═════ INFORMATION SUPPLIED

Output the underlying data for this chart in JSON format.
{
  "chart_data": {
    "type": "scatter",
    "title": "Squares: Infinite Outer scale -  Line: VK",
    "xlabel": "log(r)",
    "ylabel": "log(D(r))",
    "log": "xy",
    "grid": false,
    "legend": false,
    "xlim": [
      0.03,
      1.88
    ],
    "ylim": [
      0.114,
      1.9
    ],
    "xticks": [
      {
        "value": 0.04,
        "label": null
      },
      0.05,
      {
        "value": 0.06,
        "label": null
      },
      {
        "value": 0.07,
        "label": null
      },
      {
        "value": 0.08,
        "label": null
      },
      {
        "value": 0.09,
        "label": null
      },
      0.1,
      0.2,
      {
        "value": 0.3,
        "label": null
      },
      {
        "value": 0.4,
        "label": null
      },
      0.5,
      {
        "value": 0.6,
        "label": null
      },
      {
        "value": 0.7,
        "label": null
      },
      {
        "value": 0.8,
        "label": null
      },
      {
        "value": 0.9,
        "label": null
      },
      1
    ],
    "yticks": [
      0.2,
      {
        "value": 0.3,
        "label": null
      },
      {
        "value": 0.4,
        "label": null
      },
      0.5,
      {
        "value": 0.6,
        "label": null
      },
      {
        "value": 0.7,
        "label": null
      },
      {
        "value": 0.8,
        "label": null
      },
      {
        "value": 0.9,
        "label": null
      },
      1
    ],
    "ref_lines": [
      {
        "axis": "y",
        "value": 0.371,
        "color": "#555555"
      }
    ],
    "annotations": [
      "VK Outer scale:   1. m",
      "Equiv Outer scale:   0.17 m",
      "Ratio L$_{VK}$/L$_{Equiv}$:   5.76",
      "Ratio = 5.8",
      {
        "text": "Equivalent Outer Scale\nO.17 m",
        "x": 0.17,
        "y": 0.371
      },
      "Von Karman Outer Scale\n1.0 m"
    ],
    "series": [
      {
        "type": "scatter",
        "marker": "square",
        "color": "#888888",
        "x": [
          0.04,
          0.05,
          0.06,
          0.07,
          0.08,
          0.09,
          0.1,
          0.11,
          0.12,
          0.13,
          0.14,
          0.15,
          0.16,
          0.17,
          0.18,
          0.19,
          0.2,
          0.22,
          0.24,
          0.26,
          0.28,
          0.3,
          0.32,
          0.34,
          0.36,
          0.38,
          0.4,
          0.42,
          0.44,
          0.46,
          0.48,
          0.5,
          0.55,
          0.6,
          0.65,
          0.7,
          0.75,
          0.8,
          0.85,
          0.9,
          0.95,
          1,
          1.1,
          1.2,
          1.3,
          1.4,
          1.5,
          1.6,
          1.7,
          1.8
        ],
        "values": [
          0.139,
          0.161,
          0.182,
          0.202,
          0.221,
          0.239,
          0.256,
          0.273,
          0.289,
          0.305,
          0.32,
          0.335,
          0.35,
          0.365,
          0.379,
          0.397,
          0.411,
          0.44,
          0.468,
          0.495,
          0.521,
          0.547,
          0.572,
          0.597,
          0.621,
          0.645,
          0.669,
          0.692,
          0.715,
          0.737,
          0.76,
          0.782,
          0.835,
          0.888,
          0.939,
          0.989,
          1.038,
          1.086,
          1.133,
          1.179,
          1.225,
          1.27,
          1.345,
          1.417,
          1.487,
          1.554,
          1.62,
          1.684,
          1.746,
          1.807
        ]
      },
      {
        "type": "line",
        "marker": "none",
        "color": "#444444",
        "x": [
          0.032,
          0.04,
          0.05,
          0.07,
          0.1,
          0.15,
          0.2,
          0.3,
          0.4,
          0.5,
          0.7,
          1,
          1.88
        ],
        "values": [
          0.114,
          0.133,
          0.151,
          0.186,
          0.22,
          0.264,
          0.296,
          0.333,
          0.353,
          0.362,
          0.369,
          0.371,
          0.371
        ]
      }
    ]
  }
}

══════════

→ WORK INSTRUCTIONS:
Copy the material above back out, exactly as written.

→ EXERCISE RESPONSE:
Output the underlying data for this chart in JSON format.
{
  "chart_data": {
    "type": "scatter",
    "title": "Squares: Infinite Outer scale -  Line: VK",
    "xlabel": "log(r)",
    "ylabel": "log(D(r))",
    "log": "xy",
    "grid": false,
    "legend": false,
    "xlim": [
      0.03,
      1.88
    ],
    "ylim": [
      0.114,
      1.9
    ],
    "xticks": [
      {
        "value": 0.04,
        "label": null
      },
      0.05,
      {
        "value": 0.06,
        "label": null
      },
      {
        "value": 0.07,
        "label": null
      },
      {
        "value": 0.08,
        "label": null
      },
      {
        "value": 0.09,
        "label": null
      },
      0.1,
      0.2,
      {
        "value": 0.3,
        "label": null
      },
      {
        "value": 0.4,
        "label": null
      },
      0.5,
      {
        "value": 0.6,
        "label": null
      },
      {
        "value": 0.7,
        "label": null
      },
      {
        "value": 0.8,
        "label": null
      },
      {
        "value": 0.9,
        "label": null
      },
      1
    ],
    "yticks": [
      0.2,
      {
        "value": 0.3,
        "label": null
      },
      {
        "value": 0.4,
        "label": null
      },
      0.5,
      {
        "value": 0.6,
        "label": null
      },
      {
        "value": 0.7,
        "label": null
      },
      {
        "value": 0.8,
        "label": null
      },
      {
        "value": 0.9,
        "label": null
      },
      1
    ],
    "ref_lines": [
      {
        "axis": "y",
        "value": 0.371,
        "color": "#555555"
      }
    ],
    "annotations": [
      "VK Outer scale:   1. m",
      "Equiv Outer scale:   0.17 m",
      "Ratio L$_{VK}$/L$_{Equiv}$:   5.76",
      "Ratio = 5.8",
      {
        "text": "Equivalent Outer Scale\nO.17 m",
        "x": 0.17,
        "y": 0.371
      },
      "Von Karman Outer Scale\n1.0 m"
    ],
    "series": [
      {
        "type": "scatter",
        "marker": "square",
        "color": "#888888",
        "x": [
          0.04,
          0.05,
          0.06,
          0.07,
          0.08,
          0.09,
          0.1,
          0.11,
          0.12,
          0.13,
          0.14,
          0.15,
          0.16,
          0.17,
          0.18,
          0.19,
          0.2,
          0.22,
          0.24,
          0.26,
          0.28,
          0.3,
          0.32,
          0.34,
          0.36,
          0.38,
          0.4,
          0.42,
          0.44,
          0.46,
          0.48,
          0.5,
          0.55,
          0.6,
          0.65,
          0.7,
          0.75,
          0.8,
          0.85,
          0.9,
          0.95,
          1,
          1.1,
          1.2,
          1.3,
          1.4,
          1.5,
          1.6,
          1.7,
          1.8
        ],
        "values": [
          0.139,
          0.161,
          0.182,
          0.202,
          0.221,
          0.239,
          0.256,
          0.273,
          0.289,
          0.305,
          0.32,
          0.335,
          0.35,
          0.365,
          0.379,
          0.397,
          0.411,
          0.44,
          0.468,
          0.495,
          0.521,
          0.547,
          0.572,
          0.597,
          0.621,
          0.645,
          0.669,
          0.692,
          0.715,
          0.737,
          0.76,
          0.782,
          0.835,
          0.888,
          0.939,
          0.989,
          1.038,
          1.086,
          1.133,
          1.179,
          1.225,
          1.27,
          1.345,
          1.417,
          1.487,
          1.554,
          1.62,
          1.684,
          1.746,
          1.807
        ]
      },
      {
        "type": "line",
        "marker": "none",
        "color": "#444444",
        "x": [
          0.032,
          0.04,
          0.05,
          0.07,
          0.1,
          0.15,
          0.2,
          0.3,
          0.4,
          0.5,
          0.7,
          1,
          1.88
        ],
        "values": [
          0.114,
          0.133,
          0.151,
          0.186,
          0.22,
          0.264,
          0.296,
          0.333,
          0.353,
          0.362,
          0.369,
          0.371,
          0.371
        ]
      }
    ]
  }
}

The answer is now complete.